__Instruction__: Among the entries that follow, tally the lines with the string "stays". Give no more than the number.
┄┄┄┄┄┄┄┄┄┄
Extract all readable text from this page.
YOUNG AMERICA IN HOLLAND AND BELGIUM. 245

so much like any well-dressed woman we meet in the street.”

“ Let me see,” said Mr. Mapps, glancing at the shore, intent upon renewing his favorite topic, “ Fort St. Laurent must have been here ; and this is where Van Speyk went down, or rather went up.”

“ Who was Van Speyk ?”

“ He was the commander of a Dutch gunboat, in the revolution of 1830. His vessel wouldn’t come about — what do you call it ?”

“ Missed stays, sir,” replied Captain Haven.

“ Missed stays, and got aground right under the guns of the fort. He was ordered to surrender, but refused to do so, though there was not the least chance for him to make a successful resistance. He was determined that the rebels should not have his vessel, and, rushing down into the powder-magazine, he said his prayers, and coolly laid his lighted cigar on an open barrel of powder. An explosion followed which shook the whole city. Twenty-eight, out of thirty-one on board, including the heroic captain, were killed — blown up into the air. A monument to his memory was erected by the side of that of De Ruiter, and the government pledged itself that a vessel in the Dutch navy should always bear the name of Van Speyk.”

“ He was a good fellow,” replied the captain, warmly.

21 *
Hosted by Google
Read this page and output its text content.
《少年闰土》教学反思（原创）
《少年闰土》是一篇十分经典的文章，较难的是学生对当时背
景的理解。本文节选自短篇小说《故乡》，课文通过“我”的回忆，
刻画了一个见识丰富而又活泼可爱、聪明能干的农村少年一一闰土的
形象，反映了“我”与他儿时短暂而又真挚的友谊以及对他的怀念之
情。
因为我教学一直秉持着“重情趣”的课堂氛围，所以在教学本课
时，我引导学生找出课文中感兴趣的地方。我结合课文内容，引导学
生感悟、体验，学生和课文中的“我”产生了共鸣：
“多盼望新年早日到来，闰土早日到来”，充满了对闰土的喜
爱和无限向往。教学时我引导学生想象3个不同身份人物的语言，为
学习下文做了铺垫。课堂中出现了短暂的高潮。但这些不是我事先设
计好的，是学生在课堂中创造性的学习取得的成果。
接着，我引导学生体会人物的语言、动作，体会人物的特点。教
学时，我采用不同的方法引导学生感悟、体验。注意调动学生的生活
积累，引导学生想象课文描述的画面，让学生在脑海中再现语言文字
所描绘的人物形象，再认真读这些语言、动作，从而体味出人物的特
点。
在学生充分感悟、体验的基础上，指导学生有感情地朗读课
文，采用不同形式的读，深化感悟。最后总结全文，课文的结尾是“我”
┄┄┄┄┄┄┄┄┄┄
__Completed task__: 2